Collected data entries
'''
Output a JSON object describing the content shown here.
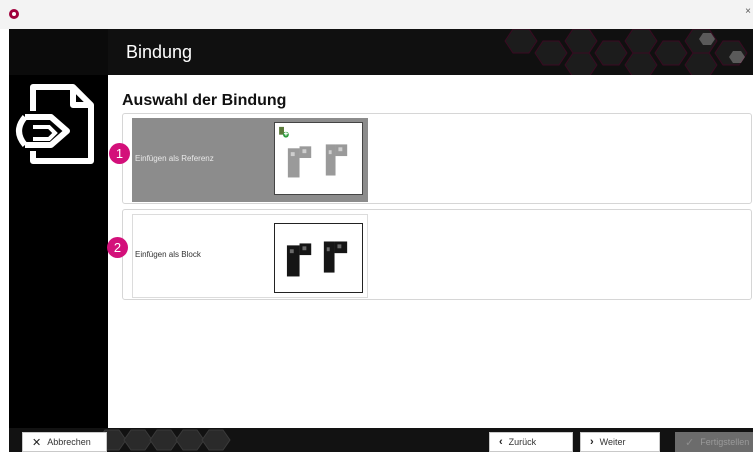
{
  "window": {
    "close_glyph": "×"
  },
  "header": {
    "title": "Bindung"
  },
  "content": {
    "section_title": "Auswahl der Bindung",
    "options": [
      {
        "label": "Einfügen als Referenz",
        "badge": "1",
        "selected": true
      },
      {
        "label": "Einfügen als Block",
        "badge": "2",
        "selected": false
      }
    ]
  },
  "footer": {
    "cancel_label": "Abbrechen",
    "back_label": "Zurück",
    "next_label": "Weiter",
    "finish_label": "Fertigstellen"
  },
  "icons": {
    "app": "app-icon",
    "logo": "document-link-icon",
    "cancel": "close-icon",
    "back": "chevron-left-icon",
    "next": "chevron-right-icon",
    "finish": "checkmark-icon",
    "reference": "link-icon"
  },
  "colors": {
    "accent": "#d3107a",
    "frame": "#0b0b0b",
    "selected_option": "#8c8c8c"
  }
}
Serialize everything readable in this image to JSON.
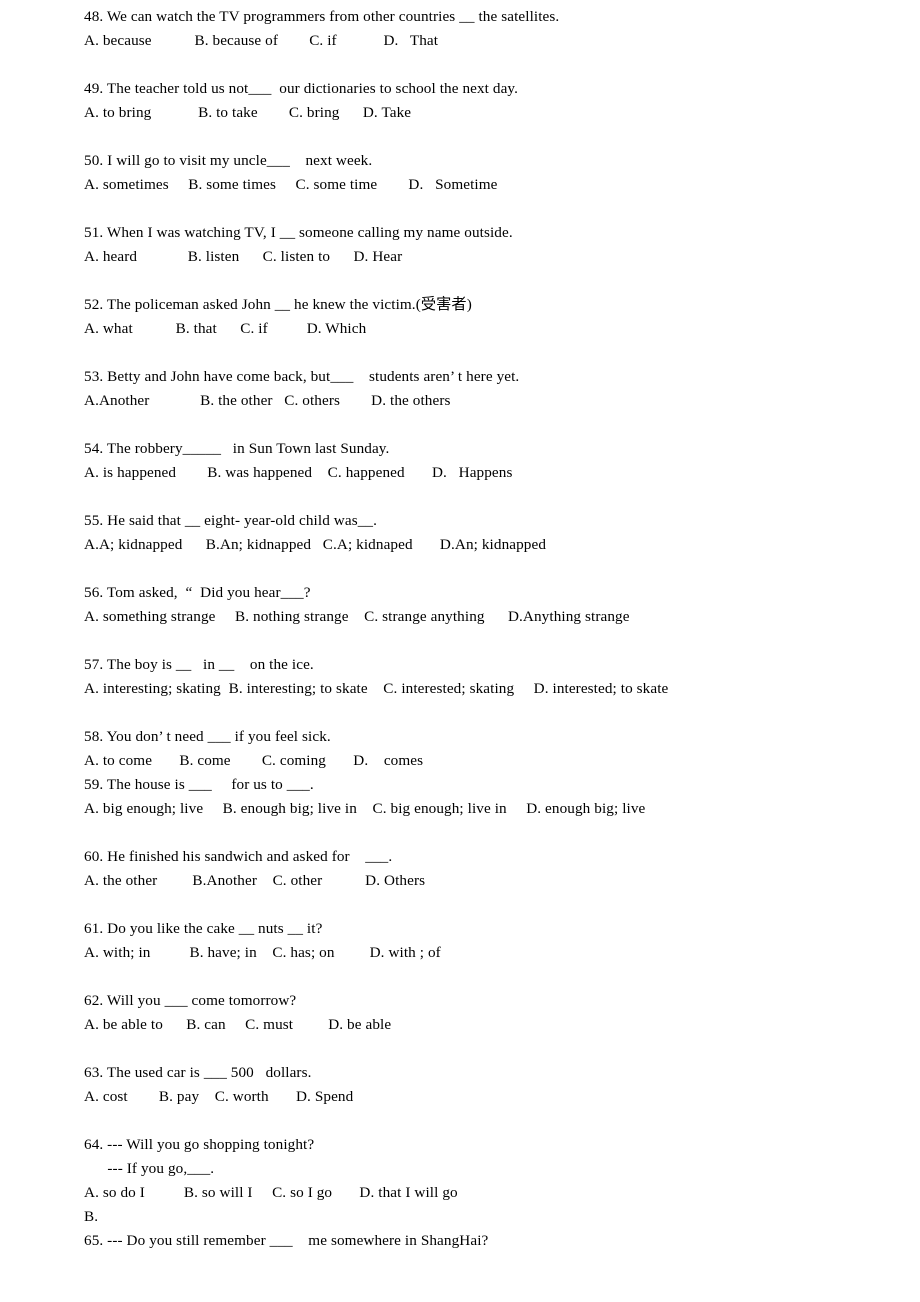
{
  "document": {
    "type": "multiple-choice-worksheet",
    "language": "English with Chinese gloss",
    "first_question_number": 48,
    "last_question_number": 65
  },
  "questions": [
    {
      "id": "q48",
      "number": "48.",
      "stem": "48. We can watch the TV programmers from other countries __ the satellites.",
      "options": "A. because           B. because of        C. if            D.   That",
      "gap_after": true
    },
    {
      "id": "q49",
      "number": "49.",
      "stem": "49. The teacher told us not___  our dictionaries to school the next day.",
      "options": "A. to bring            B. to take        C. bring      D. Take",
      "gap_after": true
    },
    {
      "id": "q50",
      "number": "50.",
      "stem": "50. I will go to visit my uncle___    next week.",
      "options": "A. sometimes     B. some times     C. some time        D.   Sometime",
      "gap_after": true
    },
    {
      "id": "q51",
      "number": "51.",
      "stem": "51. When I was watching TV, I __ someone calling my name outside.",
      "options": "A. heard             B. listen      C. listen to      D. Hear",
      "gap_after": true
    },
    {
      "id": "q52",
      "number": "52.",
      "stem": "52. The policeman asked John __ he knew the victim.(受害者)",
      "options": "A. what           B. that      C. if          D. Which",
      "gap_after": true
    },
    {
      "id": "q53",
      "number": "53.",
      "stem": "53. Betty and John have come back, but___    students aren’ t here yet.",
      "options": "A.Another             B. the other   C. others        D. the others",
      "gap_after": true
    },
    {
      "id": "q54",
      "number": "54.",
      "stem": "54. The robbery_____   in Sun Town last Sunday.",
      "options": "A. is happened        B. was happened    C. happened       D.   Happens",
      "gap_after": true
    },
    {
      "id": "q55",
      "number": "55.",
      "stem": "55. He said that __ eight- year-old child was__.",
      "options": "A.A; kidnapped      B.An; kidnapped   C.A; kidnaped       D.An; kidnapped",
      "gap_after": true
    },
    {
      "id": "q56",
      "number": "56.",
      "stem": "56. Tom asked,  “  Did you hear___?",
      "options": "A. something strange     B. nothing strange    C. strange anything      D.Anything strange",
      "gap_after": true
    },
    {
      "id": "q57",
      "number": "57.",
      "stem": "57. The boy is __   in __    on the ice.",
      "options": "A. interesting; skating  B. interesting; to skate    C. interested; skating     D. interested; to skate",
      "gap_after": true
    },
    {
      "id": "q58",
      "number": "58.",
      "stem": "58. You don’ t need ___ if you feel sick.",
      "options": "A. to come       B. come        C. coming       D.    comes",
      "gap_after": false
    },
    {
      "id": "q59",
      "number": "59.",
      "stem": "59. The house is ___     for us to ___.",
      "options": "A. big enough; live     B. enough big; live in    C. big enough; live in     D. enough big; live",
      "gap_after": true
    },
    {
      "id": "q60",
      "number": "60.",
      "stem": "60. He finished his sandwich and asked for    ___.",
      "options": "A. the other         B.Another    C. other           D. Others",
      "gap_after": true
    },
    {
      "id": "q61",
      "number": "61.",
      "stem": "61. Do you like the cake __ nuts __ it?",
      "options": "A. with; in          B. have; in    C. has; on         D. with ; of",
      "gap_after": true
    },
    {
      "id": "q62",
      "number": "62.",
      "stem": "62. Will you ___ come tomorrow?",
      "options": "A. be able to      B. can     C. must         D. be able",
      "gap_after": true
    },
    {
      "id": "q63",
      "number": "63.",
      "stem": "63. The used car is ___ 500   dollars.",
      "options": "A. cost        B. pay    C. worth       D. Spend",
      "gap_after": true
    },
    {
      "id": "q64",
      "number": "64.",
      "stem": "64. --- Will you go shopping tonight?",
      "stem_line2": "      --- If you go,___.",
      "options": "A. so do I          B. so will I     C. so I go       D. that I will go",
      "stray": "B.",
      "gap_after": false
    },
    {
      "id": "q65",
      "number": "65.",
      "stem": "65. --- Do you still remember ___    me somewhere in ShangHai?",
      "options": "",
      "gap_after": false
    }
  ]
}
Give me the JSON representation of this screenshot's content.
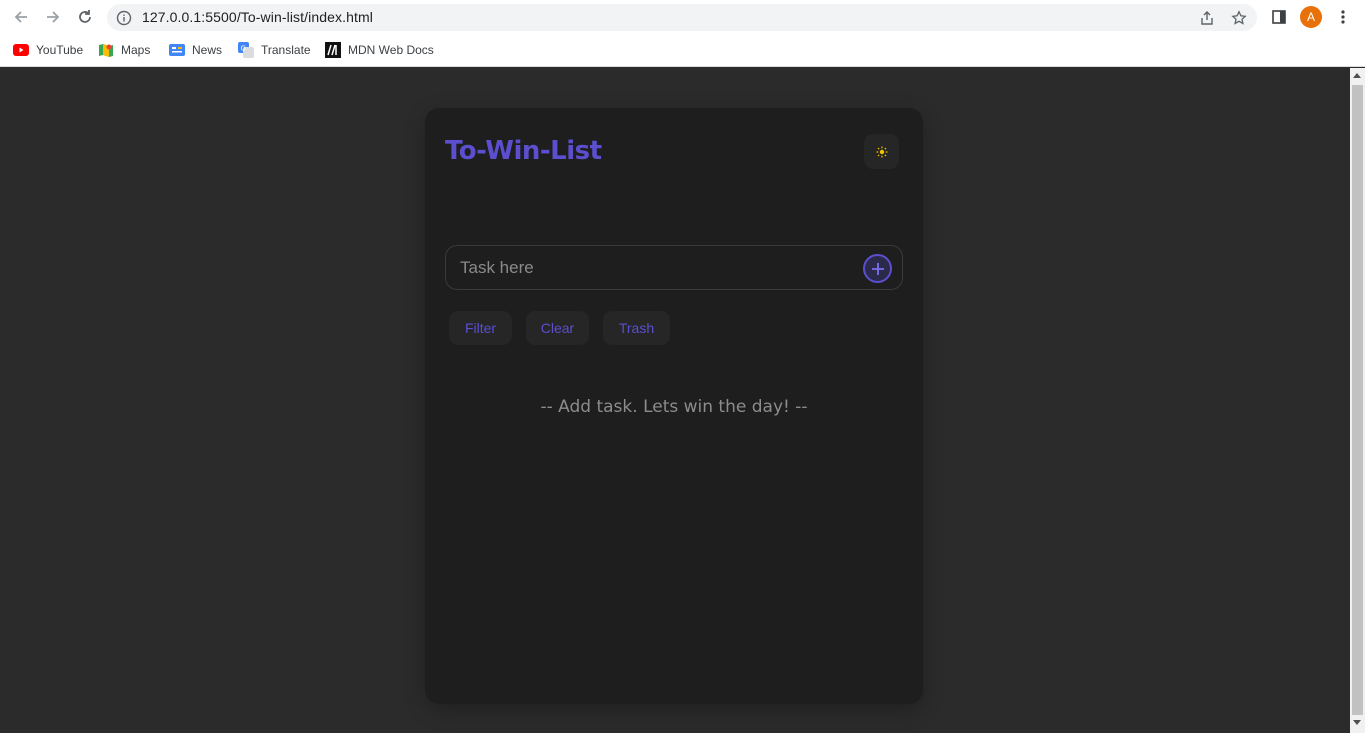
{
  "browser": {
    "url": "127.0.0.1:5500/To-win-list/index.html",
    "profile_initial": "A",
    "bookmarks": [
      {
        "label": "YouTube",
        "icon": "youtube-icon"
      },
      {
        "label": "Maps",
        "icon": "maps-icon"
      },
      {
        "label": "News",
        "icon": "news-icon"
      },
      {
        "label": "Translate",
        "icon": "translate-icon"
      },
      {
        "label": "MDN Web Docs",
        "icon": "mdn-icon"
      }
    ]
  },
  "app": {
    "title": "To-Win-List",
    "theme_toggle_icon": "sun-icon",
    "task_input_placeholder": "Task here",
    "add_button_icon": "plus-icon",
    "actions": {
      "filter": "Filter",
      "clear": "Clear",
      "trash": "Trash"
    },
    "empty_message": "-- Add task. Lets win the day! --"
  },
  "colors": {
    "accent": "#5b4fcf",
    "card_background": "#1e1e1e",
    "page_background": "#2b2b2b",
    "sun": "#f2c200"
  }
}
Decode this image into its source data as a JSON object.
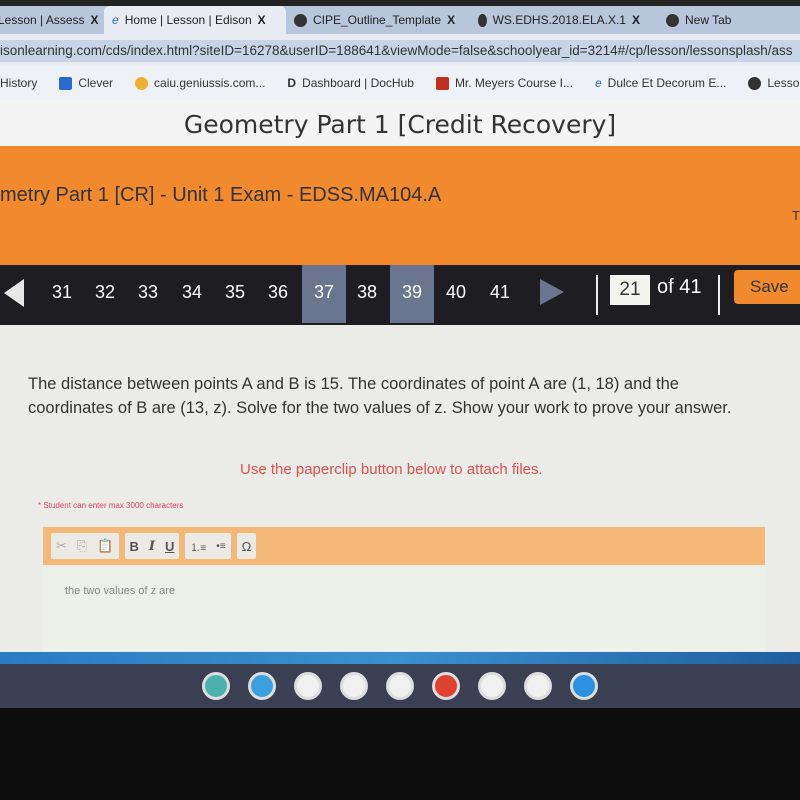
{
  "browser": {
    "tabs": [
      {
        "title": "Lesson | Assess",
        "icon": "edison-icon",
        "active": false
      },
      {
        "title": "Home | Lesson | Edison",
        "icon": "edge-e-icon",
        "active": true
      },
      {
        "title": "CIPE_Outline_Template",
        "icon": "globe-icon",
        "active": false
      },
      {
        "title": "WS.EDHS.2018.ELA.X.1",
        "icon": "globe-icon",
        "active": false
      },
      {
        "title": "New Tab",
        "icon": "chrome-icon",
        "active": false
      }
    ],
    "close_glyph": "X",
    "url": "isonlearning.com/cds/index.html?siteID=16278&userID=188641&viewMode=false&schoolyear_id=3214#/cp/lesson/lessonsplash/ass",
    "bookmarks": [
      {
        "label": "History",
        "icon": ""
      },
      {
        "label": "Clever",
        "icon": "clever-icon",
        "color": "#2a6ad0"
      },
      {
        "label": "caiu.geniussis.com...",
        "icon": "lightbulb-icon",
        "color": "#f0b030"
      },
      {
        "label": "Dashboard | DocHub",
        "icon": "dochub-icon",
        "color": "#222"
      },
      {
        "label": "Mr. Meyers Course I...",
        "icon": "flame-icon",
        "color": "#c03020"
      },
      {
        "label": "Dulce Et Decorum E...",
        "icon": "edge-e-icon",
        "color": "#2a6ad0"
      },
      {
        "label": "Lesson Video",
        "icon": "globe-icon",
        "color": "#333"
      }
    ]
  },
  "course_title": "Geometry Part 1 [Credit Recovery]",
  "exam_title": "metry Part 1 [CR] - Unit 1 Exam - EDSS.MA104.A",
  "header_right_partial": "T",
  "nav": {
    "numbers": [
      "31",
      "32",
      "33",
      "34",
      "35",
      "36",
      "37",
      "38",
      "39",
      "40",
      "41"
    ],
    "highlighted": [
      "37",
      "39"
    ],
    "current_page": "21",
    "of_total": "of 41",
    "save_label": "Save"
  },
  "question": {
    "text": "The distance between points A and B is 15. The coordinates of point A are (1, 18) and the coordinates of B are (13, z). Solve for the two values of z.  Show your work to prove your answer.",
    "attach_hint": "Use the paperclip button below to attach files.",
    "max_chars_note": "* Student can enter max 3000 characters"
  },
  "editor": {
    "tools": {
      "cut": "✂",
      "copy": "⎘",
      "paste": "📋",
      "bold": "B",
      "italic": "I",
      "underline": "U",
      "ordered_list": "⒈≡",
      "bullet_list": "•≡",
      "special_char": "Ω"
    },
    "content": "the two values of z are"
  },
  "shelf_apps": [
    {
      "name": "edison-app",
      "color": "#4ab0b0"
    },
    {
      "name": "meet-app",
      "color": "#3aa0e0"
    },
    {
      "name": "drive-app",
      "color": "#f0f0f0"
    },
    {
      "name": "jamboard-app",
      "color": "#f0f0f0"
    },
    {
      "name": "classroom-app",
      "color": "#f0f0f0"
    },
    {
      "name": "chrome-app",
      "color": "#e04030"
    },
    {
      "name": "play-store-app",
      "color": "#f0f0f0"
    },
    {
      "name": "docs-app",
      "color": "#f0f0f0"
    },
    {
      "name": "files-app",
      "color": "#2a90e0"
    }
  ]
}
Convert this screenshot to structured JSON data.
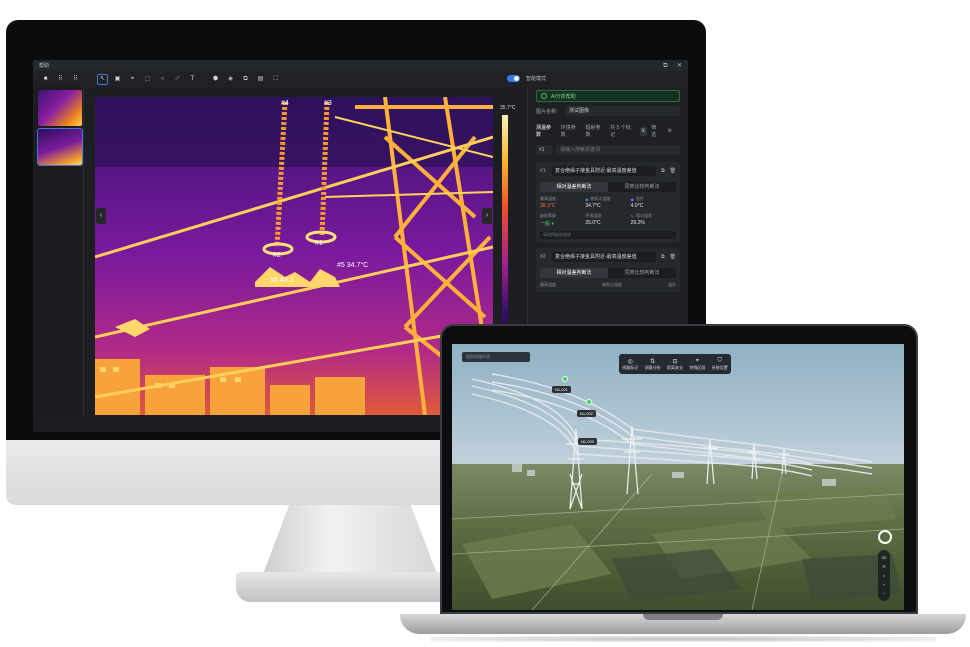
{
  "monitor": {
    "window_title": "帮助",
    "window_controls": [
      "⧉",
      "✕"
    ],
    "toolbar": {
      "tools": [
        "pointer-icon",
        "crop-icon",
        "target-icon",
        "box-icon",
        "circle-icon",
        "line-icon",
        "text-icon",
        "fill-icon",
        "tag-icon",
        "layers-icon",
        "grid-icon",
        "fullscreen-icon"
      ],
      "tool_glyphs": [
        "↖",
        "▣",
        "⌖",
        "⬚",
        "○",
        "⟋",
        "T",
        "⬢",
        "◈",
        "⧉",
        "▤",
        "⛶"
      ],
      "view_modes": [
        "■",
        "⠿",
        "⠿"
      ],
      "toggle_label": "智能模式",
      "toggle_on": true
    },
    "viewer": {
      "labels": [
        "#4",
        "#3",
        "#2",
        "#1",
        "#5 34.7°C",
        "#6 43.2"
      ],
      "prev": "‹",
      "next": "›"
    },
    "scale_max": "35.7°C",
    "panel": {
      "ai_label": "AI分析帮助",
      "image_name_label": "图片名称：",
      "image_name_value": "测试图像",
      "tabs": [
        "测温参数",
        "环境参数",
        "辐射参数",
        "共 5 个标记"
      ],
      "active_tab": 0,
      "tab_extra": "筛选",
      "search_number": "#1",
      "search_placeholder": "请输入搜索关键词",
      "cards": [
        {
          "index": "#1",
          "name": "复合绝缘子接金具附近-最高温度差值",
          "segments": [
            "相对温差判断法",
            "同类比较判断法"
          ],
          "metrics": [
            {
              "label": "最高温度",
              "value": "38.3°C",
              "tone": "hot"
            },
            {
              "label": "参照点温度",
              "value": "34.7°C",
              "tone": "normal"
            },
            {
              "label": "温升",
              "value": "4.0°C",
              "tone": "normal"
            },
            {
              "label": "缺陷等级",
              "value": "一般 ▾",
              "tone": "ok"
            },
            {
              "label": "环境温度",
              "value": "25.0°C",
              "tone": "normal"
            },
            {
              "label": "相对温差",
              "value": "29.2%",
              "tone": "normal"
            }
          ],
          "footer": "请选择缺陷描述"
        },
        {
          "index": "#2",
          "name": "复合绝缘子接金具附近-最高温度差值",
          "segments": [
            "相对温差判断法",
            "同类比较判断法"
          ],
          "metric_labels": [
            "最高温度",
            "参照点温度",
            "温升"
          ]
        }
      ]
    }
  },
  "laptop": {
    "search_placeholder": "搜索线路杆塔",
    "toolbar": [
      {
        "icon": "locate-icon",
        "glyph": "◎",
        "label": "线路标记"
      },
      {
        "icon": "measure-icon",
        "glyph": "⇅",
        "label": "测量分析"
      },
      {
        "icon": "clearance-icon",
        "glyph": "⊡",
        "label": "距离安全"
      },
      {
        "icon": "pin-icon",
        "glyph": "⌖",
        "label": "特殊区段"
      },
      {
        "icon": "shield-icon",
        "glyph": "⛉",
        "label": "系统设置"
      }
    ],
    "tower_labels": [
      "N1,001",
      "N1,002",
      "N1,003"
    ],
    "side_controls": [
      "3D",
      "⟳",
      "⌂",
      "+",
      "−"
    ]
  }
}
'''
AIM: Show all lines above holding "come".

FINAL ANSWER:
      "stem": "53. Betty and John have come back, but___    students aren’ t here yet.",
      "options": "A. to come       B. come        C. coming       D.    comes",
      "stem": "62. Will you ___ come tomorrow?",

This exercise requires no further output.